**SET EXERCISE**
Nothing may be dropped or altered: reproduce all the data.

Figure dataset records:
----
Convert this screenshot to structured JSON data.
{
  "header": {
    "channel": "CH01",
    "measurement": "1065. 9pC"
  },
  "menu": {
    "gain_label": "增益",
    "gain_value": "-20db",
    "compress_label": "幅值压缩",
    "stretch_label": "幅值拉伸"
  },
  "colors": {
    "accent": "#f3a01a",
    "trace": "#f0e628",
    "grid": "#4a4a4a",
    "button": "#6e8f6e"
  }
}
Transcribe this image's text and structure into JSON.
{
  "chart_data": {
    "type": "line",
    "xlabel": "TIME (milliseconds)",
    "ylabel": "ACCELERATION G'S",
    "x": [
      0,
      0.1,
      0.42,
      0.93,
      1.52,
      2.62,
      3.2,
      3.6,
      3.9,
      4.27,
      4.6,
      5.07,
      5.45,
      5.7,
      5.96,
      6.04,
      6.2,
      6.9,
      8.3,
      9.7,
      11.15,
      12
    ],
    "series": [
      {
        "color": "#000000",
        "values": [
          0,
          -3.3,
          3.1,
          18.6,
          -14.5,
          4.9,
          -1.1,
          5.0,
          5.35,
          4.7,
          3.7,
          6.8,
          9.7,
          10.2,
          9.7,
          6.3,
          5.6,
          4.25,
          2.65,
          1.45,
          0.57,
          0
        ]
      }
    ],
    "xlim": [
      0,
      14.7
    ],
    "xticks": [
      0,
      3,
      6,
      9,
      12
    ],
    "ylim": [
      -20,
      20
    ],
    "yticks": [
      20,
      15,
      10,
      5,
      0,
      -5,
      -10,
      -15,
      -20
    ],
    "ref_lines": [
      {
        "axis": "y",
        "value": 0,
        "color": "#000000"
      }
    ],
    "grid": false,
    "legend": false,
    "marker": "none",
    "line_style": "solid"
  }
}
----
**EXPECTED ANSWER**
Convert this screenshot to structured JSON data.
{
  "header": {
    "channel": "CH01",
    "measurement": "1065. 9pC"
  },
  "menu": {
    "gain_label": "增益",
    "gain_value": "-20db",
    "compress_label": "幅值压缩",
    "stretch_label": "幅值拉伸"
  },
  "colors": {
    "accent": "#f3a01a",
    "trace": "#f0e628",
    "grid": "#4a4a4a",
    "button": "#6e8f6e"
  }
}
Transcribe this image's text and structure into JSON.
{
  "chart_data": {
    "type": "line",
    "xlabel": "TIME (milliseconds)",
    "ylabel": "ACCELERATION G'S",
    "x": [
      0,
      0.1,
      0.42,
      0.93,
      1.52,
      2.62,
      3.2,
      3.6,
      3.9,
      4.27,
      4.6,
      5.07,
      5.45,
      5.7,
      5.96,
      6.04,
      6.2,
      6.9,
      8.3,
      9.7,
      11.15,
      12
    ],
    "series": [
      {
        "color": "#000000",
        "values": [
          0,
          -3.3,
          3.1,
          18.6,
          -14.5,
          4.9,
          -1.1,
          5.0,
          5.35,
          4.7,
          3.7,
          6.8,
          9.7,
          10.2,
          9.7,
          6.3,
          5.6,
          4.25,
          2.65,
          1.45,
          0.57,
          0
        ]
      }
    ],
    "xlim": [
      0,
      14.7
    ],
    "xticks": [
      0,
      3,
      6,
      9,
      12
    ],
    "ylim": [
      -20,
      20
    ],
    "yticks": [
      20,
      15,
      10,
      5,
      0,
      -5,
      -10,
      -15,
      -20
    ],
    "ref_lines": [
      {
        "axis": "y",
        "value": 0,
        "color": "#000000"
      }
    ],
    "grid": false,
    "legend": false,
    "marker": "none",
    "line_style": "solid"
  }
}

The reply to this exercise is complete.